__Instructions to follow__: Give the count of lines holding the string "OOOO" and nothing else.
=-=-=-=-=
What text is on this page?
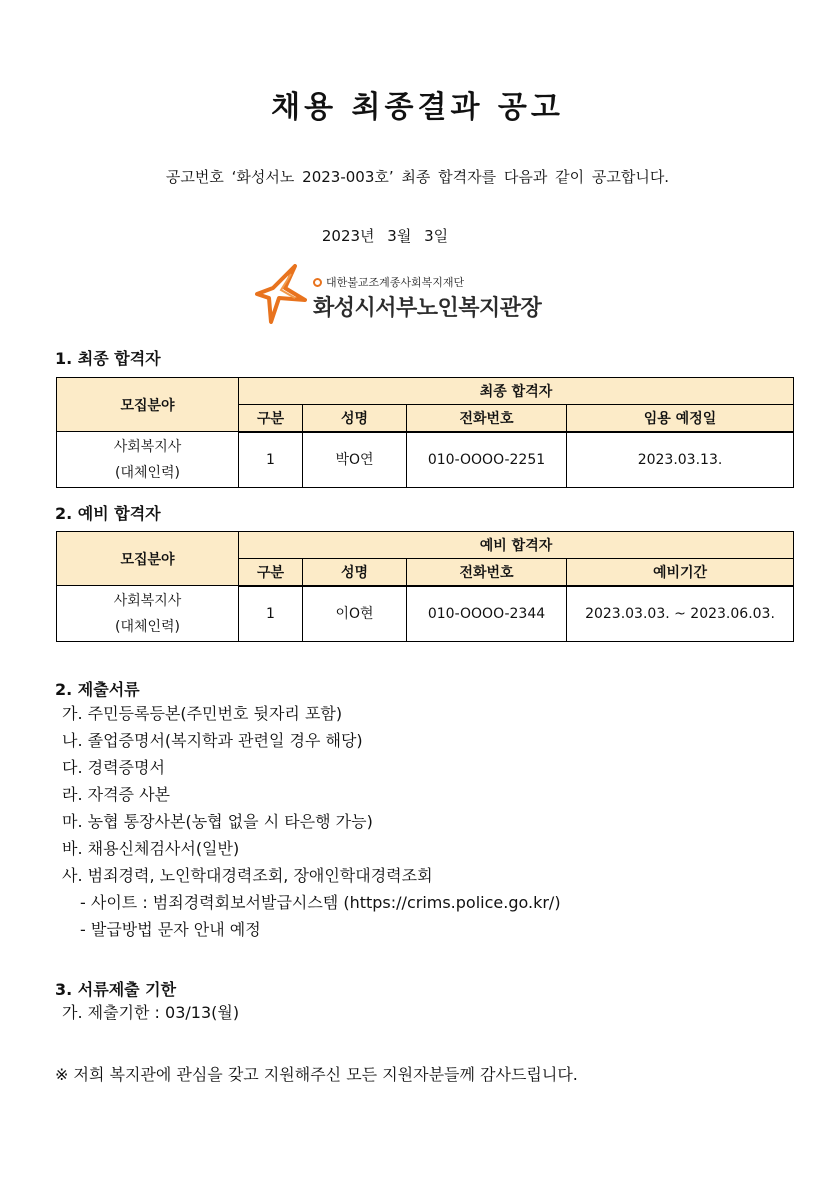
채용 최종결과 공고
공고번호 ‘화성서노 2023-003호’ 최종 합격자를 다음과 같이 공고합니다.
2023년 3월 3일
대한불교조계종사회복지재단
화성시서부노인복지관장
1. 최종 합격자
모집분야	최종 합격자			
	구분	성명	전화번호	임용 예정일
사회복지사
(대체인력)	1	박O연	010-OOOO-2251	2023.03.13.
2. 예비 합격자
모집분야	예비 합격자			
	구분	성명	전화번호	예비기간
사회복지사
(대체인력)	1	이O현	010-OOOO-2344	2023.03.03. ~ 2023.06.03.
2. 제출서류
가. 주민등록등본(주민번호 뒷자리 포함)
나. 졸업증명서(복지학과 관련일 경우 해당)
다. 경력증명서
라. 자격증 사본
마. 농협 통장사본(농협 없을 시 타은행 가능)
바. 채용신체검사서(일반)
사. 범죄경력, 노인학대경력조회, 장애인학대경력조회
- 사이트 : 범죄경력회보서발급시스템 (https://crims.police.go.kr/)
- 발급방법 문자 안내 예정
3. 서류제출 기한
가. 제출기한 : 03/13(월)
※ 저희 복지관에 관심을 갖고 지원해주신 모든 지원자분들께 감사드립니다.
=-=-=-=-=
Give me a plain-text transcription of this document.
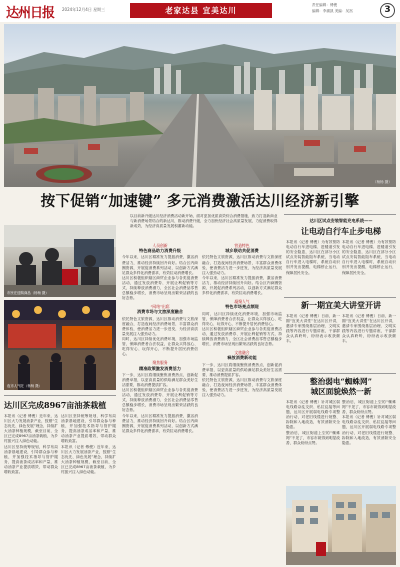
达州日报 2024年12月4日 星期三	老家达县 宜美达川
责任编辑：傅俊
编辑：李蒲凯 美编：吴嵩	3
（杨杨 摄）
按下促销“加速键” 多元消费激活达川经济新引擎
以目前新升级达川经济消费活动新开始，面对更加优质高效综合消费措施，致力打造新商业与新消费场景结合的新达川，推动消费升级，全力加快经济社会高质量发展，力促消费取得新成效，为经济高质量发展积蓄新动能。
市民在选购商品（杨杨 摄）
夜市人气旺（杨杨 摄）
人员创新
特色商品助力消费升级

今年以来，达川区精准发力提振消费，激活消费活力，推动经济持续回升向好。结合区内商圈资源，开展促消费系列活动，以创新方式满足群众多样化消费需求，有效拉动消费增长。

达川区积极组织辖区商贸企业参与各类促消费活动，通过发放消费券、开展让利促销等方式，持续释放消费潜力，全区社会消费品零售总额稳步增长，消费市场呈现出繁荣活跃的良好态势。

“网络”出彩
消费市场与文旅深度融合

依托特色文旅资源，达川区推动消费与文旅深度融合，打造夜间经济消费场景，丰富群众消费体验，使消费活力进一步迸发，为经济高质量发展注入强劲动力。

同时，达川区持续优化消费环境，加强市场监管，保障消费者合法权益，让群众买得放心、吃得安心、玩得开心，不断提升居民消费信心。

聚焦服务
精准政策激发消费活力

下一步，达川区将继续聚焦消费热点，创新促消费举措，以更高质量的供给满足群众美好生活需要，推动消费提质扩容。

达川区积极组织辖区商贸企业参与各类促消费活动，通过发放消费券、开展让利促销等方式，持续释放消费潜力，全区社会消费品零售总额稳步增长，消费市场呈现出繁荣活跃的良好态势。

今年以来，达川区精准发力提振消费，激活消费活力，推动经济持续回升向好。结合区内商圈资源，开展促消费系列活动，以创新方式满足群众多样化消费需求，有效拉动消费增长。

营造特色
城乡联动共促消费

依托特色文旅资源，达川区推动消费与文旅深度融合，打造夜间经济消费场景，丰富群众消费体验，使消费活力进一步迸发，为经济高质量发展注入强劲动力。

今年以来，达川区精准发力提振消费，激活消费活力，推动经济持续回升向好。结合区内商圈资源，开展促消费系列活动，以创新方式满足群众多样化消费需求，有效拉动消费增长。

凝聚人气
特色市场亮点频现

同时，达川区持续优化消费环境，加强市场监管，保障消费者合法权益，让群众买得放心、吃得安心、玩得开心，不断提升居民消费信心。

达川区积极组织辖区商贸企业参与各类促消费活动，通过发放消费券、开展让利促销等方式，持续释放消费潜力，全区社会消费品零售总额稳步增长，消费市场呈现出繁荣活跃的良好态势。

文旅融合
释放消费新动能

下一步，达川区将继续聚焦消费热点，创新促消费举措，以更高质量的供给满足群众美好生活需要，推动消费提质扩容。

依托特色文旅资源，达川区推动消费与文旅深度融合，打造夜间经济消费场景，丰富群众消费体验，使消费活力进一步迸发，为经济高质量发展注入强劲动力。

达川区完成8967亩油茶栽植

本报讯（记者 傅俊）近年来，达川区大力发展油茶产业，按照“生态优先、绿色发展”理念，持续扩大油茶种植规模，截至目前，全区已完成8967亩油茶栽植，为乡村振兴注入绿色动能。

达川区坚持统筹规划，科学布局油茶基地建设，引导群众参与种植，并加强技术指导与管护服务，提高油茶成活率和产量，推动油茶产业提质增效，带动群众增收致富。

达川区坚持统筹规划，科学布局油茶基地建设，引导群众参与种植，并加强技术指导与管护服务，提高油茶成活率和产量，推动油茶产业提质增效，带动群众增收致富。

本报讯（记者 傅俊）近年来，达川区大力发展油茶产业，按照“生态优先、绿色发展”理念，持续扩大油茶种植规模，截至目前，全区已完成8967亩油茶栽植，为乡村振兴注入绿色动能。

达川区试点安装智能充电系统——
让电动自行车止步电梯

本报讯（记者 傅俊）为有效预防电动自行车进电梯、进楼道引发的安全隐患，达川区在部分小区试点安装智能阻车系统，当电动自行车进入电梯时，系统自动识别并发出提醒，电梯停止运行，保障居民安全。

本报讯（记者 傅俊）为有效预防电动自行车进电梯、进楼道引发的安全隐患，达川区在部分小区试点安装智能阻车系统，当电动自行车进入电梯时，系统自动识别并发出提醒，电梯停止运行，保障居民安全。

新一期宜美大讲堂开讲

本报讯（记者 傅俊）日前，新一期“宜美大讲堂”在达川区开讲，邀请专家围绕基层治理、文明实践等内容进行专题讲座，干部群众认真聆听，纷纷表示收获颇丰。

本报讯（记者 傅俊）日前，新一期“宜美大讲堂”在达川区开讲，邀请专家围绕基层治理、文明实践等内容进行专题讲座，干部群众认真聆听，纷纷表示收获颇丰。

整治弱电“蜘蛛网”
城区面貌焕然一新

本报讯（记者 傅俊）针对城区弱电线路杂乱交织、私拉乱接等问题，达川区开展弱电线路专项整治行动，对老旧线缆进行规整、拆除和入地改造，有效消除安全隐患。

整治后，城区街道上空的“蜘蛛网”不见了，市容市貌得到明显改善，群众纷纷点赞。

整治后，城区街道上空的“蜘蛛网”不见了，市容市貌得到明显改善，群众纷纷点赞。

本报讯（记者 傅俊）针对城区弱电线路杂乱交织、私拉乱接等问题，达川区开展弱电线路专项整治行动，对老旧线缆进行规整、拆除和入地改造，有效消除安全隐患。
=-=-=-=-=
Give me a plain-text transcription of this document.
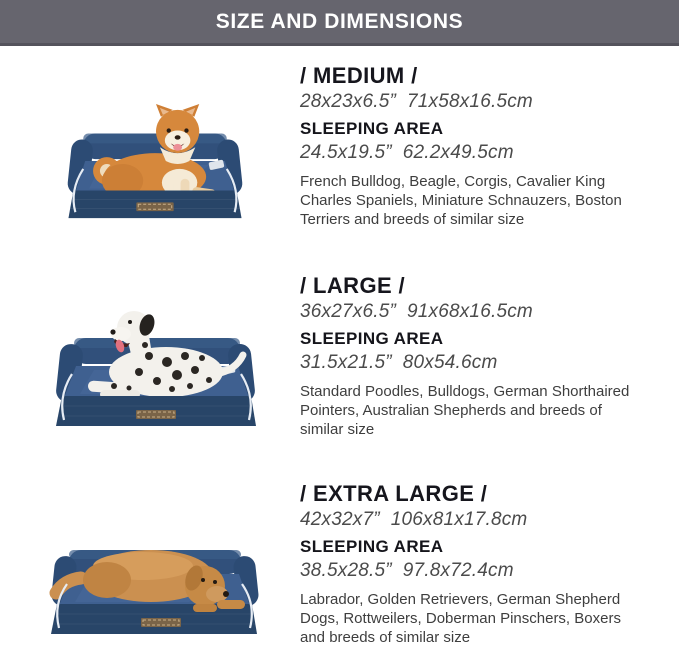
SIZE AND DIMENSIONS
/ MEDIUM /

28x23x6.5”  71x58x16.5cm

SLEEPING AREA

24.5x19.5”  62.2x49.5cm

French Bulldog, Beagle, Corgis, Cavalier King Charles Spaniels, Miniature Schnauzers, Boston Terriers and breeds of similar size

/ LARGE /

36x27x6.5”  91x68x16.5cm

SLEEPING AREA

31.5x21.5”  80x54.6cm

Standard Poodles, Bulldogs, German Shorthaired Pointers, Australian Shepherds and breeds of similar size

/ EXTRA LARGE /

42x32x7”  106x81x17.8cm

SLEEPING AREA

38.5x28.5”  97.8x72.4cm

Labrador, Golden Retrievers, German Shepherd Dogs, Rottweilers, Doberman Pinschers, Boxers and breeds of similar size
=-=-=-=-=
__The result__: 2